● Requirement
Put into a numbered list only the lines starting with the line that contains "- collective-donated-label: donated" and going on through the line that contains "- or-text: or: [543, 351, 552, 361]". Include both of those lines and leave out any blank lines.

Element placement data

++++++++++

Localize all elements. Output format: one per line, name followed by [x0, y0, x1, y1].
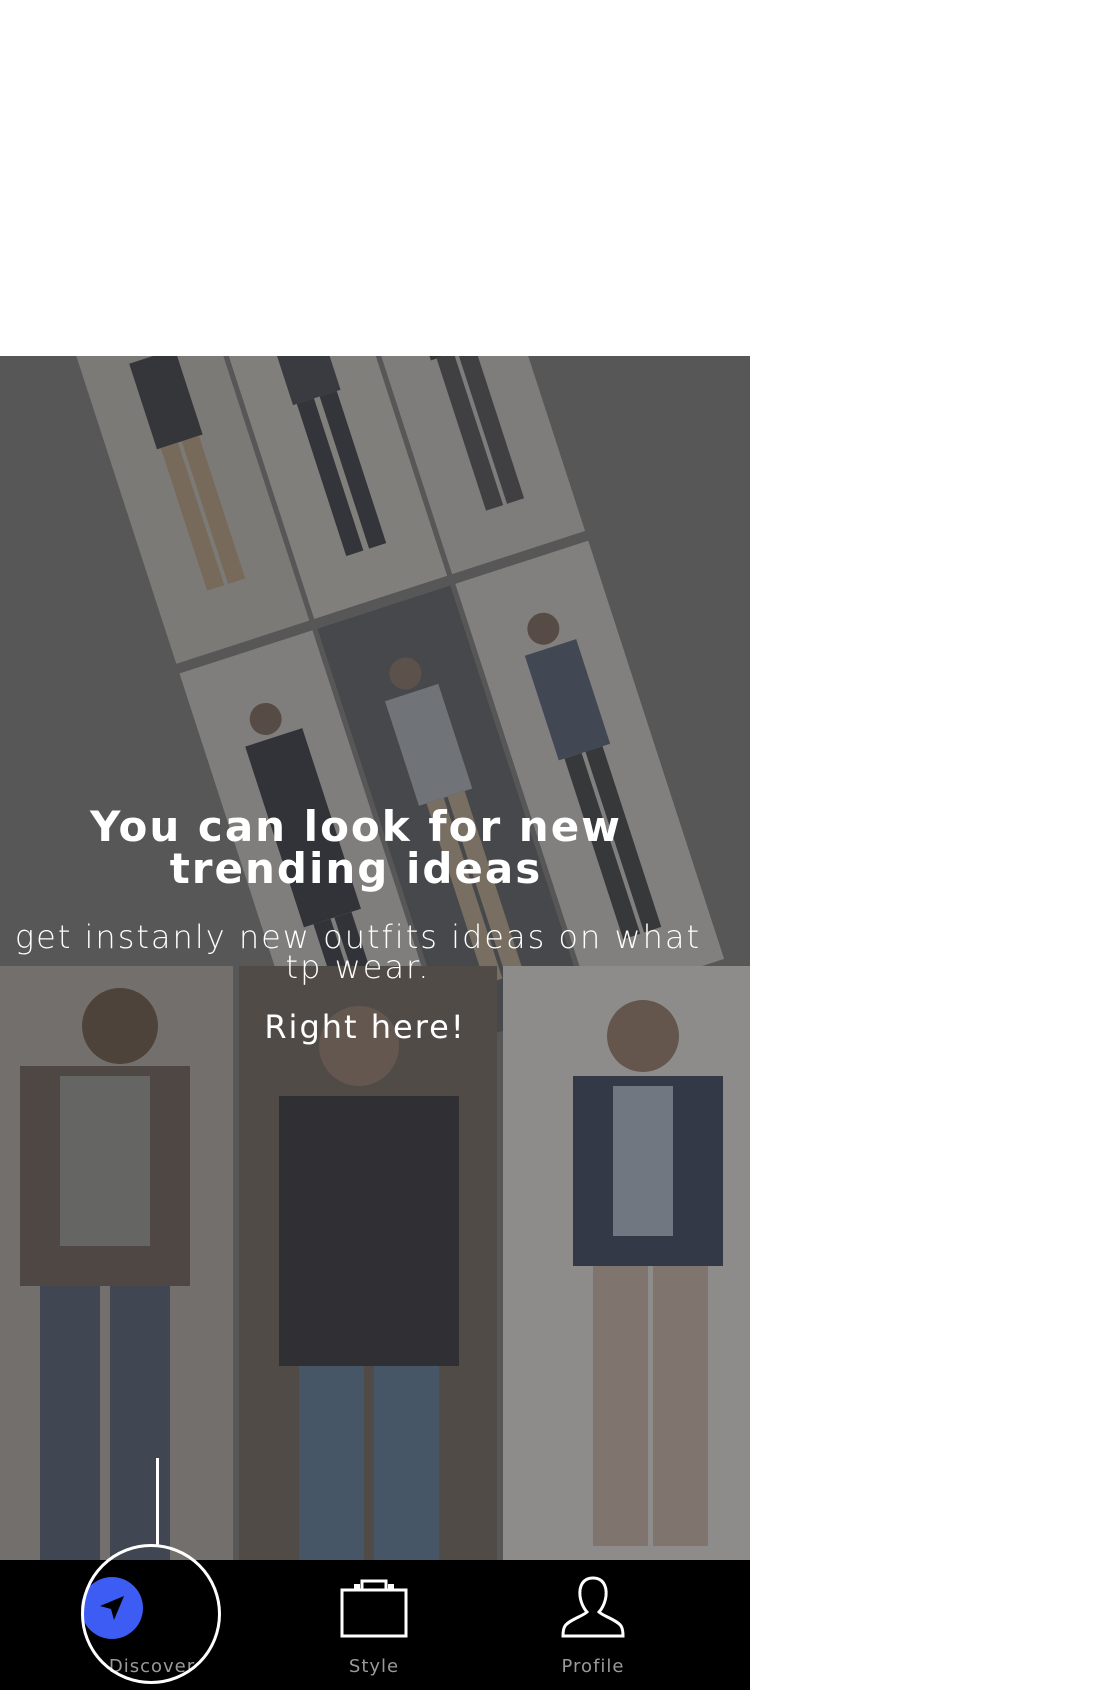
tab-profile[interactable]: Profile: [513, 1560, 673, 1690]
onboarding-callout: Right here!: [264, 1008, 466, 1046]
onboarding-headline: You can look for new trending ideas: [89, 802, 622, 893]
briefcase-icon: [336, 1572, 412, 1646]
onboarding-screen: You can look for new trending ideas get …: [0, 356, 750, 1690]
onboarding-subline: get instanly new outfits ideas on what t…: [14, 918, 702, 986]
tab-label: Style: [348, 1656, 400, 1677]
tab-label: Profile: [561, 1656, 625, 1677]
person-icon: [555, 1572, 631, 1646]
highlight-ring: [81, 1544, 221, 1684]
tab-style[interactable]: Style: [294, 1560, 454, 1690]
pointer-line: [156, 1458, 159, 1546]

++++++++++

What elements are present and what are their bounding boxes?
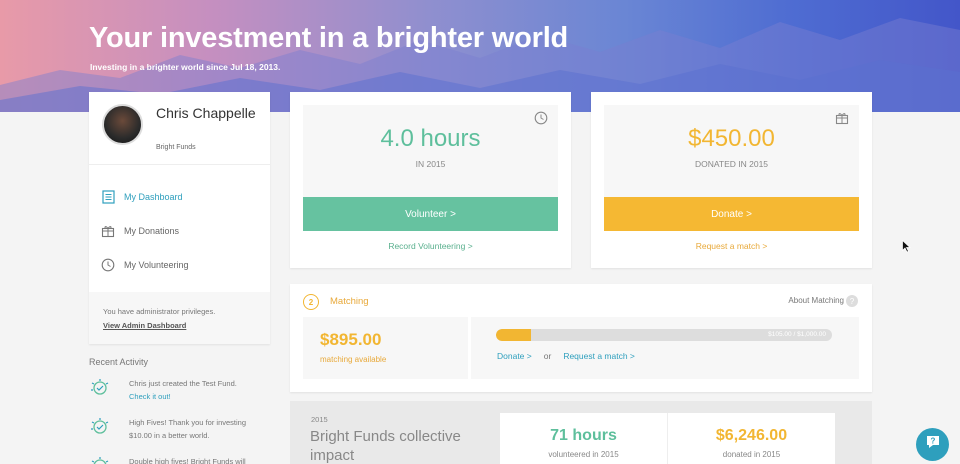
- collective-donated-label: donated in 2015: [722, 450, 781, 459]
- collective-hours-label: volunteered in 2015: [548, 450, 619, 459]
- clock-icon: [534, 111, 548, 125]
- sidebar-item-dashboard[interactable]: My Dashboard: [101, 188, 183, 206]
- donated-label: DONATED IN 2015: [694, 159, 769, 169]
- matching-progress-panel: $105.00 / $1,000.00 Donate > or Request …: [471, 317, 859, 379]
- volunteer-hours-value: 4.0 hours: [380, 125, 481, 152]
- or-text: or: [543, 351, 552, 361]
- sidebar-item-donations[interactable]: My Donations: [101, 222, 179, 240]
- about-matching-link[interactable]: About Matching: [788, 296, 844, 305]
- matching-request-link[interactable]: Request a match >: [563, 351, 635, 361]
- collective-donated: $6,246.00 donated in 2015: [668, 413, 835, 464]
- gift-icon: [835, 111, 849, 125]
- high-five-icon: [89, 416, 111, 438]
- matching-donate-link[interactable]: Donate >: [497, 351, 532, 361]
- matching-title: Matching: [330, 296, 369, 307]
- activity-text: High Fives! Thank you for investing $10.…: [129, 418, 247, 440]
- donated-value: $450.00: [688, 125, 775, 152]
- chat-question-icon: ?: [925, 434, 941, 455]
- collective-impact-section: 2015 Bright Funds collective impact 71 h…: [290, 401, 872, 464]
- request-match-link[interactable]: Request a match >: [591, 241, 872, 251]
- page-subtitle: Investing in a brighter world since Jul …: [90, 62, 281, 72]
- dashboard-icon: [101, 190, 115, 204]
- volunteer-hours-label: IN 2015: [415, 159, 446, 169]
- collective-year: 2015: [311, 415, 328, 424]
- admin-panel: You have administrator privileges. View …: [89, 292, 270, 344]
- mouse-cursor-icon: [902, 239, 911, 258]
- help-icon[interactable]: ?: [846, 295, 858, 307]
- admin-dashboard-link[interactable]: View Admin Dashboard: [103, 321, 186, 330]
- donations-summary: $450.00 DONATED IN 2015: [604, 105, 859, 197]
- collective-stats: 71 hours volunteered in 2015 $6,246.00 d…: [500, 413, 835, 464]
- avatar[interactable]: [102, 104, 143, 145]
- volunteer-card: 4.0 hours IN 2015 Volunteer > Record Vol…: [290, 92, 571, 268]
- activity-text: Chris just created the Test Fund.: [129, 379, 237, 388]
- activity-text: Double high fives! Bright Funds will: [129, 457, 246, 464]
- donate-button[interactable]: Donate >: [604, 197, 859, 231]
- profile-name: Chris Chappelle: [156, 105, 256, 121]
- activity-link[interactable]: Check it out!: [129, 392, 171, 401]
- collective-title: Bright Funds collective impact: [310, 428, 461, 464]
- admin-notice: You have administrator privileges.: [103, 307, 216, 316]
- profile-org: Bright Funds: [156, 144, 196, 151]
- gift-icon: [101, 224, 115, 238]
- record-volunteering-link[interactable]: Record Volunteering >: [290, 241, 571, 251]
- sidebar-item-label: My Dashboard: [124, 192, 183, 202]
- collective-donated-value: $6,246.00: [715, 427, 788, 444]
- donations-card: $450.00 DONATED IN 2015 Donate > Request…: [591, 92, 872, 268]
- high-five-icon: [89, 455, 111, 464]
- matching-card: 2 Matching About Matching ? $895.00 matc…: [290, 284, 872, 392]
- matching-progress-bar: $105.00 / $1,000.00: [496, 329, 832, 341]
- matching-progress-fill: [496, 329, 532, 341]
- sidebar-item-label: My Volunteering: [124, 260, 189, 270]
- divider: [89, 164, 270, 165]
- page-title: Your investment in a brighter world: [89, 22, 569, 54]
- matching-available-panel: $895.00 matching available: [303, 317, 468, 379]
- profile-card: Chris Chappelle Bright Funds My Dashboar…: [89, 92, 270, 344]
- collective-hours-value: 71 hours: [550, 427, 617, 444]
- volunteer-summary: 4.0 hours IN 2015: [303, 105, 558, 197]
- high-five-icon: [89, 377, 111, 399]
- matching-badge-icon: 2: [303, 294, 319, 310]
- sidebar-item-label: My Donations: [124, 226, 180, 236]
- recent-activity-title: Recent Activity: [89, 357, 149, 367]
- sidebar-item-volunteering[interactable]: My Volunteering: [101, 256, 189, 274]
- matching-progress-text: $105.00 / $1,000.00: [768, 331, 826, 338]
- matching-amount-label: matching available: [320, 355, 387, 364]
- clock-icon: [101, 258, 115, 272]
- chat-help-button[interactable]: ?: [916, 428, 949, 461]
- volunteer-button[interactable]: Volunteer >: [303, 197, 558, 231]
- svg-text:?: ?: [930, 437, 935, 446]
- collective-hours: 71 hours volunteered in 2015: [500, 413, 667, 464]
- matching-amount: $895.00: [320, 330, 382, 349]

++++++++++

● Expected output
1. - collective-donated-label: donated in 2015: [722, 450, 781, 459]
2. - collective-hours-label: volunteered in 2015: [548, 450, 619, 459]
3. - clock-icon: [534, 111, 548, 125]
4. - sidebar-item-dashboard[interactable]: My Dashboard: [101, 188, 183, 206]
5. - donated-label: DONATED IN 2015: [694, 159, 769, 169]
6. - matching-progress-panel: $105.00 / $1,000.00 Donate > or Request …: [471, 317, 859, 379]
7. - volunteer-hours-value: 4.0 hours: [380, 125, 481, 152]
8. - or-text: or: [543, 351, 552, 361]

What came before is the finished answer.